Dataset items
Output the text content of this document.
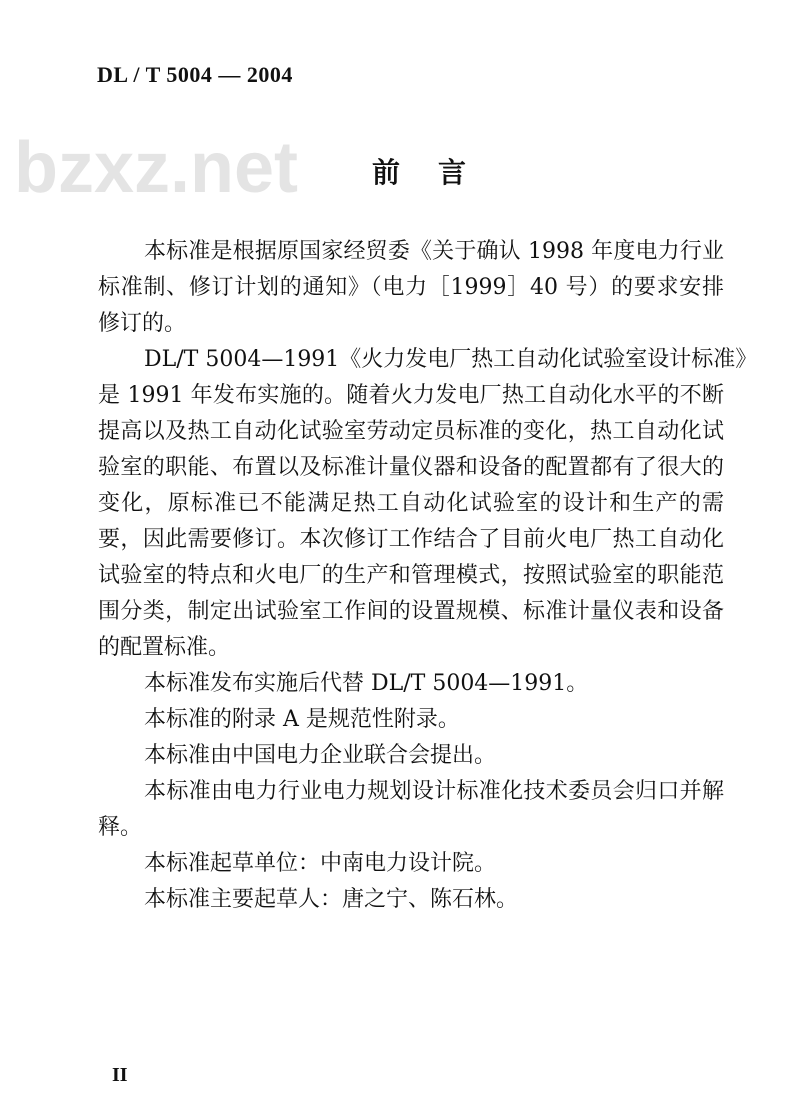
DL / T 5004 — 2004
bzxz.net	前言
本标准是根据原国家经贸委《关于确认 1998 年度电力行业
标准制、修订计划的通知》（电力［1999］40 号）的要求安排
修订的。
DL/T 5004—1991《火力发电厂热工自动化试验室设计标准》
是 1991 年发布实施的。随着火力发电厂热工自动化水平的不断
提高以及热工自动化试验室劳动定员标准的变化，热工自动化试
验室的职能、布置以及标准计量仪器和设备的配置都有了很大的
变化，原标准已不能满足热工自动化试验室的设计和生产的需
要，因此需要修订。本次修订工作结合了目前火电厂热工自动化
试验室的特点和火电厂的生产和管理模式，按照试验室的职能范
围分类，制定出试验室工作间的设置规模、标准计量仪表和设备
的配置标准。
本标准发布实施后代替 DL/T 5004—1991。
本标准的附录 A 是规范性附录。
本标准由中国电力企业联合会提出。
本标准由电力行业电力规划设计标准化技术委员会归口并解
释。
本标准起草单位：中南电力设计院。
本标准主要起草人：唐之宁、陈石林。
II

> Problem statement:
Reproduce all entries without any change, and omit the pictures.

> Exercise output:
Output the text content of this document.
DL / T 5004 — 2004
bzxz.net	前言
本标准是根据原国家经贸委《关于确认 1998 年度电力行业
标准制、修订计划的通知》（电力［1999］40 号）的要求安排
修订的。
DL/T 5004—1991《火力发电厂热工自动化试验室设计标准》
是 1991 年发布实施的。随着火力发电厂热工自动化水平的不断
提高以及热工自动化试验室劳动定员标准的变化，热工自动化试
验室的职能、布置以及标准计量仪器和设备的配置都有了很大的
变化，原标准已不能满足热工自动化试验室的设计和生产的需
要，因此需要修订。本次修订工作结合了目前火电厂热工自动化
试验室的特点和火电厂的生产和管理模式，按照试验室的职能范
围分类，制定出试验室工作间的设置规模、标准计量仪表和设备
的配置标准。
本标准发布实施后代替 DL/T 5004—1991。
本标准的附录 A 是规范性附录。
本标准由中国电力企业联合会提出。
本标准由电力行业电力规划设计标准化技术委员会归口并解
释。
本标准起草单位：中南电力设计院。
本标准主要起草人：唐之宁、陈石林。
II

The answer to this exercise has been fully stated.